● Items listed in a dataset
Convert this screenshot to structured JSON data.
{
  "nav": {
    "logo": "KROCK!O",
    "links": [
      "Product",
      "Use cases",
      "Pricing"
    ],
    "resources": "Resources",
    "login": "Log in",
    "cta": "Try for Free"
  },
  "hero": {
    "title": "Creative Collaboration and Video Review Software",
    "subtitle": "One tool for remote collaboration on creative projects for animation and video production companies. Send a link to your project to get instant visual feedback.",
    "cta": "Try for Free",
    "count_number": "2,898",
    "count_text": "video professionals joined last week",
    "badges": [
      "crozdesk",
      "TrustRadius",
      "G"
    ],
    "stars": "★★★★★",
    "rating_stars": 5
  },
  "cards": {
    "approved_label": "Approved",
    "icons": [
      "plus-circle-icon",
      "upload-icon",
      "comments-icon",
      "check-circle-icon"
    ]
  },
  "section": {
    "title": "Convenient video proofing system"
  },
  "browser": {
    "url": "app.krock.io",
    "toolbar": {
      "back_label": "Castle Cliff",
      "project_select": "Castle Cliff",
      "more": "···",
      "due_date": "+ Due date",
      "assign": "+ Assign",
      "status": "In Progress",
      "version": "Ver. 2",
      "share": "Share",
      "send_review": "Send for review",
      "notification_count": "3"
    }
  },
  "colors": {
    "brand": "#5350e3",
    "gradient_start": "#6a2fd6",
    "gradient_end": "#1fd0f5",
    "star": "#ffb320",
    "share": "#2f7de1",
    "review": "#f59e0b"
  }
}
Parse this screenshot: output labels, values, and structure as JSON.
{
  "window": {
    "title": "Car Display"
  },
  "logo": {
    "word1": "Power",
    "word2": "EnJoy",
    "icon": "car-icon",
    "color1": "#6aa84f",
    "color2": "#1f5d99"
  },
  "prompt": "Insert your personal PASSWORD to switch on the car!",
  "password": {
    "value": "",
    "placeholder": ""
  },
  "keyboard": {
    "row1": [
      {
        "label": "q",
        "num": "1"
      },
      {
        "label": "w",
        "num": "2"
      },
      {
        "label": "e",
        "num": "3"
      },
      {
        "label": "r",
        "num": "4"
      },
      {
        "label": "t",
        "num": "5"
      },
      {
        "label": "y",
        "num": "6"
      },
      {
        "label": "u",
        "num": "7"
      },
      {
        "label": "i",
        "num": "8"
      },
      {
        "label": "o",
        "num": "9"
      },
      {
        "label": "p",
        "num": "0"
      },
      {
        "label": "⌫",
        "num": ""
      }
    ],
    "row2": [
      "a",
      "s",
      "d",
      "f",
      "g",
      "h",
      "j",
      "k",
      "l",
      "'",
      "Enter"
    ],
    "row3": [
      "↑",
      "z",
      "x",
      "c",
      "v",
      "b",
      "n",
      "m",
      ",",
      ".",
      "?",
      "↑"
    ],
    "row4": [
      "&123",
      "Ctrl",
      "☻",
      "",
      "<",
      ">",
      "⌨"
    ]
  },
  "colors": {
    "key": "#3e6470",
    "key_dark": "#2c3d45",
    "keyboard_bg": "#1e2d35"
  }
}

● DIRECTIONS FOR THIS TASK
Search the data above for the string "JSON" and return every line that has it.

● EXERCISE OUTPUT
Convert this screenshot to structured JSON data.
Parse this screenshot: output labels, values, and structure as JSON.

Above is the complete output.